§ Work to be completed:
Scan the data below for the string "stars". Copy every line where it appears.

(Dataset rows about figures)
--- begin ---

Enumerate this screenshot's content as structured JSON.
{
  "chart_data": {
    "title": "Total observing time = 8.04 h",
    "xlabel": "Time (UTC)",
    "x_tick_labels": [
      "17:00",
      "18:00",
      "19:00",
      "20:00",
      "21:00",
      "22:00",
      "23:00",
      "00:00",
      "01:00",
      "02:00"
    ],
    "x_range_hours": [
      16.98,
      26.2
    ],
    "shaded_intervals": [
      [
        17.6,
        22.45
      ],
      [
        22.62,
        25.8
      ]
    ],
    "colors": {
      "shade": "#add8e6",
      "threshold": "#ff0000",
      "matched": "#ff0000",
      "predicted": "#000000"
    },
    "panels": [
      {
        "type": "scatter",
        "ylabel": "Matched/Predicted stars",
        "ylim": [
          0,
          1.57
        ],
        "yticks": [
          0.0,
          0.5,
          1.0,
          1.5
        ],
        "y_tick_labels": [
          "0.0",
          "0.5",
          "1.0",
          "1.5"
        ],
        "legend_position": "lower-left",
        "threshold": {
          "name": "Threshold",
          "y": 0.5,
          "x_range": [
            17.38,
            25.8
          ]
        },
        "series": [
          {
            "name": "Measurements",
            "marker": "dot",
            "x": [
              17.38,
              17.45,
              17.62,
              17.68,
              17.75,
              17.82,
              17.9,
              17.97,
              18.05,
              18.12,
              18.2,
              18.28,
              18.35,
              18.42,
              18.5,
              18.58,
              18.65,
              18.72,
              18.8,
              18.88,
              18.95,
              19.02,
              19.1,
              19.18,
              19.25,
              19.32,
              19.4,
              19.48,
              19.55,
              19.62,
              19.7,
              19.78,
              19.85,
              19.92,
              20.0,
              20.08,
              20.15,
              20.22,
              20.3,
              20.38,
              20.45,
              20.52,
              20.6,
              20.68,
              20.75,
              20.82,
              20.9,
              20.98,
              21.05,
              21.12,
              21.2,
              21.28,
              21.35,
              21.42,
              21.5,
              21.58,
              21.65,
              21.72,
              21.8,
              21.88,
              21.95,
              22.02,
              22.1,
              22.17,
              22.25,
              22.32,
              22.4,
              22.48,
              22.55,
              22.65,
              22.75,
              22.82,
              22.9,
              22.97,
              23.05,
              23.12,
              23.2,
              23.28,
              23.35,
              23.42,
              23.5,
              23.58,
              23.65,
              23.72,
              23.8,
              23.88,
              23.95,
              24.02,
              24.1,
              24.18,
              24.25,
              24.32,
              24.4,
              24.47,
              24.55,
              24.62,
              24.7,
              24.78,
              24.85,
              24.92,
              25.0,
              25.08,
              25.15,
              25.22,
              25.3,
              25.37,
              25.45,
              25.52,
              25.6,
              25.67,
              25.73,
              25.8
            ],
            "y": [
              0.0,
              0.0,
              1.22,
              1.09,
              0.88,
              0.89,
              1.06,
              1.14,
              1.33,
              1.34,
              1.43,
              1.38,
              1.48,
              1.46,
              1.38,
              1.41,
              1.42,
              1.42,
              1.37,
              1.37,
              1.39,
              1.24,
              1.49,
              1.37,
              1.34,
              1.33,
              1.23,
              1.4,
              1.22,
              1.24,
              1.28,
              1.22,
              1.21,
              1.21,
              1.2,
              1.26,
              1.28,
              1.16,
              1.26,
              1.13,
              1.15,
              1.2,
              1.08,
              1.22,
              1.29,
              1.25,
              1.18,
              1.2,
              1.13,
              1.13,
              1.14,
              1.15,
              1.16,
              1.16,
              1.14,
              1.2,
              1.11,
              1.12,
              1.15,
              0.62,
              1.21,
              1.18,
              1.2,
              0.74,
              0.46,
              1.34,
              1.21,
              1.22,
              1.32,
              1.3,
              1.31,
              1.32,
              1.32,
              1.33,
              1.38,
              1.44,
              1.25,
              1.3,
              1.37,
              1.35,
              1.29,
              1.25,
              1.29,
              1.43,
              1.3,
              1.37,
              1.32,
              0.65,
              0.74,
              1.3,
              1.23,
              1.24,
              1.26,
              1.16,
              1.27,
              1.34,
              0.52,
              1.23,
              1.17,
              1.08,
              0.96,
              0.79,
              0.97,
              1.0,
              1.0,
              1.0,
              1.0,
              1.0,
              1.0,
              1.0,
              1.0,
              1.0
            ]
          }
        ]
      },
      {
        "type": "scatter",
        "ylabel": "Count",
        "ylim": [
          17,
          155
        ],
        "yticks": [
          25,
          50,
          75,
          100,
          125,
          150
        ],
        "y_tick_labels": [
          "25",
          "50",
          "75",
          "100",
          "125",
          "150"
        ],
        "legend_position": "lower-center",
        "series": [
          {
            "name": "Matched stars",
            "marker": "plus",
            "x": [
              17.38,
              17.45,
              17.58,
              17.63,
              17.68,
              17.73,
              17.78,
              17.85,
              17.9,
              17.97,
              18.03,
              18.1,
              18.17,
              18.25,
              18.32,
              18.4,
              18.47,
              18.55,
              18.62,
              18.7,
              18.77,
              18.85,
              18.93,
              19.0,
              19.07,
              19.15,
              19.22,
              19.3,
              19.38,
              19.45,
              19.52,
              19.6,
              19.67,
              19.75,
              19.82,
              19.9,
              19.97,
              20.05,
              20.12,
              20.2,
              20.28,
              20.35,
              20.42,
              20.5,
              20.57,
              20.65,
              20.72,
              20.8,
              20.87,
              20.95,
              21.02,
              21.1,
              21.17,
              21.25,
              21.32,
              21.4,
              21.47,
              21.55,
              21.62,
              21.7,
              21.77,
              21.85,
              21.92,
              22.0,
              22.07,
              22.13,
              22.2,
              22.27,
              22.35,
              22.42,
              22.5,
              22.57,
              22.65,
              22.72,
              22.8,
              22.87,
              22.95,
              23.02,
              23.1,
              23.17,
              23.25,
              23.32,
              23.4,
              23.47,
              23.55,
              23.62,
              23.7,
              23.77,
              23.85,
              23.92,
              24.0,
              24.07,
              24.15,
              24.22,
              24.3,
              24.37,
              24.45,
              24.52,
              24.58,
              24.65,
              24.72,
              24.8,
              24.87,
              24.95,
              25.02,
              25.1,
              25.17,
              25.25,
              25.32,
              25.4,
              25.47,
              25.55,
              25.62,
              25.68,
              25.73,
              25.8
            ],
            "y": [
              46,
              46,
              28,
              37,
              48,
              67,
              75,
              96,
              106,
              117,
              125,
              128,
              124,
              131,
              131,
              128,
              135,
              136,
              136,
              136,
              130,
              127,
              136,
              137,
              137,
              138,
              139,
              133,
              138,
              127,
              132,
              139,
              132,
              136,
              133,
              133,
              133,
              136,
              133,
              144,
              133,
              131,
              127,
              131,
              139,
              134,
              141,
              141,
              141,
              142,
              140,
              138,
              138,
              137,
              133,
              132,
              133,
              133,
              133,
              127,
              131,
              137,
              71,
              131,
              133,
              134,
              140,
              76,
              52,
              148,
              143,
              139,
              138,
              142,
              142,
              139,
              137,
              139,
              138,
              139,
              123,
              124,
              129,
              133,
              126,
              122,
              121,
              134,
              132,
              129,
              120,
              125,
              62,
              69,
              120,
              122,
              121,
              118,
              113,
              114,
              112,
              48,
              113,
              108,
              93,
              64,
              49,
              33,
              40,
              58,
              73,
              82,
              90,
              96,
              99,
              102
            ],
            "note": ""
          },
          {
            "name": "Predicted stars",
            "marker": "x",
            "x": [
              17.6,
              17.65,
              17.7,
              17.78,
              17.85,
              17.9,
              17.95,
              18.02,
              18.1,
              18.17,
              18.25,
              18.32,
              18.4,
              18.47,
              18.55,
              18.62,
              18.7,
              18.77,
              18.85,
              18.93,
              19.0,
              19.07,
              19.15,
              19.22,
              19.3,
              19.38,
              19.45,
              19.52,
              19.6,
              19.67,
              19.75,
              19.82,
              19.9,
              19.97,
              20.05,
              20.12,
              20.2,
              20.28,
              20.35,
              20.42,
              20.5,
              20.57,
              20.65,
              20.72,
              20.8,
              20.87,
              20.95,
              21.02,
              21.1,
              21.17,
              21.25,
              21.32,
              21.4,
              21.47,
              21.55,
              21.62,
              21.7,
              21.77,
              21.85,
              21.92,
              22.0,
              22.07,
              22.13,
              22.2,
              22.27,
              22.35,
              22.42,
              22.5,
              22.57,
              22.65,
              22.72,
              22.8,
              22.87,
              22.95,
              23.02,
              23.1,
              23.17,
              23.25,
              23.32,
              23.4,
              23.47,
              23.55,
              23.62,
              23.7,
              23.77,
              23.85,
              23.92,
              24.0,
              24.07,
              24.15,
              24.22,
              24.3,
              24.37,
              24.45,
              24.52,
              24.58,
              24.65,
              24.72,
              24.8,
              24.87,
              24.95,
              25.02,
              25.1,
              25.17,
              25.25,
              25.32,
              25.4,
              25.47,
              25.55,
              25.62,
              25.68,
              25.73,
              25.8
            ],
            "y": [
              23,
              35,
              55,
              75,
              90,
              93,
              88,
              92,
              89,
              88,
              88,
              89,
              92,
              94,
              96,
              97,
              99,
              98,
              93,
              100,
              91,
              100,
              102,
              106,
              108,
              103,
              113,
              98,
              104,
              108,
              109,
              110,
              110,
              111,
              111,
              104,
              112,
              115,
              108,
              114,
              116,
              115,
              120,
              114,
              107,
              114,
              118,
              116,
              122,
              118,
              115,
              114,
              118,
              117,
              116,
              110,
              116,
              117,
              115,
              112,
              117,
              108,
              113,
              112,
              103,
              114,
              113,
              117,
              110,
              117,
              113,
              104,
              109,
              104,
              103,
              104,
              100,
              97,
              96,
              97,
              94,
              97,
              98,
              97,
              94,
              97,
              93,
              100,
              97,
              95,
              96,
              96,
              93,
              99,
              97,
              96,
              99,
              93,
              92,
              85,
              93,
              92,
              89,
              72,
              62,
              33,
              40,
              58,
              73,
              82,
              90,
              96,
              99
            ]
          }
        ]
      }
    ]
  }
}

--- end ---

§ Right answer:
        "ylabel": "Matched/Predicted stars",
            "name": "Matched stars",
            "name": "Predicted stars",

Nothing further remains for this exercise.